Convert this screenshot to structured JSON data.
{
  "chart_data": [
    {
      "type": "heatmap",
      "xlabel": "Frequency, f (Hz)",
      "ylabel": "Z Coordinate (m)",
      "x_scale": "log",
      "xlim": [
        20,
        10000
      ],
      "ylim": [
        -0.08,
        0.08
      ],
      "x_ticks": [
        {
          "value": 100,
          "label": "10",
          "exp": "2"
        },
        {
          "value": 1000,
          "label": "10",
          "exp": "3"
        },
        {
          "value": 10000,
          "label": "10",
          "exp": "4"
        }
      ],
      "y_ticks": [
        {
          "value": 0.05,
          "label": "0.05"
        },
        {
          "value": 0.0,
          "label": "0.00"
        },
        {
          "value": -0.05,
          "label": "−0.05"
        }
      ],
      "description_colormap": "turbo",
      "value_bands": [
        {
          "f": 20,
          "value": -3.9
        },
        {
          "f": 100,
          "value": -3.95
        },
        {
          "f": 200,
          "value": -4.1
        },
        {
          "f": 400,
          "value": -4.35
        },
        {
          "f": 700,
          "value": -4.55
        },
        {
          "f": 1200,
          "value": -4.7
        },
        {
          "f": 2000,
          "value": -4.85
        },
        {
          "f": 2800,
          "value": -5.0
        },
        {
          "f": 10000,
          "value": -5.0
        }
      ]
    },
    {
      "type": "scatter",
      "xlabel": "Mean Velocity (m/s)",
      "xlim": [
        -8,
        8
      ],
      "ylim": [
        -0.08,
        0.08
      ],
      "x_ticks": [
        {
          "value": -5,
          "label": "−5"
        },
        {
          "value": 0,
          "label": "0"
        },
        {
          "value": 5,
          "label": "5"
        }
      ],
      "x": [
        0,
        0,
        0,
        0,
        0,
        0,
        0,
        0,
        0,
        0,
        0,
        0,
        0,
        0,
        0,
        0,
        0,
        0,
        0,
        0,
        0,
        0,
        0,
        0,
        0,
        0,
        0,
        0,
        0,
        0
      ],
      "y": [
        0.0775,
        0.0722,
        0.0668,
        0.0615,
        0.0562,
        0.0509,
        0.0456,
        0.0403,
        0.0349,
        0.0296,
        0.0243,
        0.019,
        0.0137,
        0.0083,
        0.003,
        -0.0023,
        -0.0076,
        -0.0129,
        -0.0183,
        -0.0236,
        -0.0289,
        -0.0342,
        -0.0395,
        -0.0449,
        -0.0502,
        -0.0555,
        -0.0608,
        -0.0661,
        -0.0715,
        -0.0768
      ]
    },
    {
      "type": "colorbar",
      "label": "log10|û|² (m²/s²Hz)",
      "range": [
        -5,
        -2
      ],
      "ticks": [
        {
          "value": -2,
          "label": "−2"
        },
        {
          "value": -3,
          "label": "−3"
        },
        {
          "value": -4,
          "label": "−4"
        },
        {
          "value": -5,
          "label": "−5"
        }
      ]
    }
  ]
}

Task statement:
Count every line in the preceding entries where the string "xlabel" appears, then state only the total.

Problem solution:
2